Short exercise: Arrange every line of the rows below as a Markdown table with the columns "Line No." and "Content", numbering the lines in order and leaving out any blank lines.
==================================================
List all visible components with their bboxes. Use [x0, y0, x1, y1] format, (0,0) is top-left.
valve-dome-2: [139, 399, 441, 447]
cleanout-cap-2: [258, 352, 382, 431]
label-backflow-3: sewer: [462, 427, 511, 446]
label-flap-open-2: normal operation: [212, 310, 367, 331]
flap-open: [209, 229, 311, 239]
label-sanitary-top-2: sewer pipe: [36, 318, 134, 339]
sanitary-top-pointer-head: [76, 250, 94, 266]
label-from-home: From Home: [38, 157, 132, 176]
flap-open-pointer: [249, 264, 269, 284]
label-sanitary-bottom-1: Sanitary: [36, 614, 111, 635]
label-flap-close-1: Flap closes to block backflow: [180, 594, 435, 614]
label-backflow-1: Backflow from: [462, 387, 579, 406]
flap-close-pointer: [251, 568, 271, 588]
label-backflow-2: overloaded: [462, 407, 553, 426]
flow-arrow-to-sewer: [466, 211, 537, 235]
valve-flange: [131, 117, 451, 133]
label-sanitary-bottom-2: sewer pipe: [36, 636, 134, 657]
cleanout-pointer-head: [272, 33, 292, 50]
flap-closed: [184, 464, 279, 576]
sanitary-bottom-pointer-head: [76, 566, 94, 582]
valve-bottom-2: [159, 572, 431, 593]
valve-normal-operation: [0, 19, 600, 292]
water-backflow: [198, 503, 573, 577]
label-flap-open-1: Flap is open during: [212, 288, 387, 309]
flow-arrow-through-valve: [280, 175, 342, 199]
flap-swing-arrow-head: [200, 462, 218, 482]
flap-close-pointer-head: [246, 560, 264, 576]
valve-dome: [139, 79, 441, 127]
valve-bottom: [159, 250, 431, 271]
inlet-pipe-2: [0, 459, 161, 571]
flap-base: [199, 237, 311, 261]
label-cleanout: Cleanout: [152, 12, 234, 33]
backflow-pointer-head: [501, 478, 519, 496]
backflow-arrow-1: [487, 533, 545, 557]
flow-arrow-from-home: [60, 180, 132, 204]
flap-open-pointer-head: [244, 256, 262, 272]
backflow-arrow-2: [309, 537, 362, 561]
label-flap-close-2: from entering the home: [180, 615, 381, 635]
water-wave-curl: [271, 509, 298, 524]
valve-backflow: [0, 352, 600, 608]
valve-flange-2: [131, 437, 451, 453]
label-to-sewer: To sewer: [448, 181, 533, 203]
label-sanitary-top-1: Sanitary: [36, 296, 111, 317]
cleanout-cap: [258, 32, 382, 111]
==================================================
Solution to the problem:
| Line No. | Content |
|---|---|
| 1 | List all visible components with their bboxes. Use [x0, y0, x1, y1] format, (0,0) is top-left. |
| 2 | valve-dome-2: [139, 399, 441, 447] |
| 3 | cleanout-cap-2: [258, 352, 382, 431] |
| 4 | label-backflow-3: sewer: [462, 427, 511, 446] |
| 5 | label-flap-open-2: normal operation: [212, 310, 367, 331] |
| 6 | flap-open: [209, 229, 311, 239] |
| 7 | label-sanitary-top-2: sewer pipe: [36, 318, 134, 339] |
| 8 | sanitary-top-pointer-head: [76, 250, 94, 266] |
| 9 | label-from-home: From Home: [38, 157, 132, 176] |
| 10 | flap-open-pointer: [249, 264, 269, 284] |
| 11 | label-sanitary-bottom-1: Sanitary: [36, 614, 111, 635] |
| 12 | label-flap-close-1: Flap closes to block backflow: [180, 594, 435, 614] |
| 13 | label-backflow-1: Backflow from: [462, 387, 579, 406] |
| 14 | flap-close-pointer: [251, 568, 271, 588] |
| 15 | label-backflow-2: overloaded: [462, 407, 553, 426] |
| 16 | flow-arrow-to-sewer: [466, 211, 537, 235] |
| 17 | valve-flange: [131, 117, 451, 133] |
| 18 | label-sanitary-bottom-2: sewer pipe: [36, 636, 134, 657] |
| 19 | cleanout-pointer-head: [272, 33, 292, 50] |
| 20 | flap-closed: [184, 464, 279, 576] |
| 21 | sanitary-bottom-pointer-head: [76, 566, 94, 582] |
| 22 | valve-bottom-2: [159, 572, 431, 593] |
| 23 | valve-normal-operation: [0, 19, 600, 292] |
| 24 | water-backflow: [198, 503, 573, 577] |
| 25 | label-flap-open-1: Flap is open during: [212, 288, 387, 309] |
| 26 | flow-arrow-through-valve: [280, 175, 342, 199] |
| 27 | flap-swing-arrow-head: [200, 462, 218, 482] |
| 28 | flap-close-pointer-head: [246, 560, 264, 576] |
| 29 | valve-dome: [139, 79, 441, 127] |
| 30 | valve-bottom: [159, 250, 431, 271] |
| 31 | inlet-pipe-2: [0, 459, 161, 571] |
| 32 | flap-base: [199, 237, 311, 261] |
| 33 | label-cleanout: Cleanout: [152, 12, 234, 33] |
| 34 | backflow-pointer-head: [501, 478, 519, 496] |
| 35 | backflow-arrow-1: [487, 533, 545, 557] |
| 36 | flow-arrow-from-home: [60, 180, 132, 204] |
| 37 | flap-open-pointer-head: [244, 256, 262, 272] |
| 38 | backflow-arrow-2: [309, 537, 362, 561] |
| 39 | label-flap-close-2: from entering the home: [180, 615, 381, 635] |
| 40 | water-wave-curl: [271, 509, 298, 524] |
| 41 | valve-backflow: [0, 352, 600, 608] |
| 42 | valve-flange-2: [131, 437, 451, 453] |
| 43 | label-to-sewer: To sewer: [448, 181, 533, 203] |
| 44 | label-sanitary-top-1: Sanitary: [36, 296, 111, 317] |
| 45 | cleanout-cap: [258, 32, 382, 111] |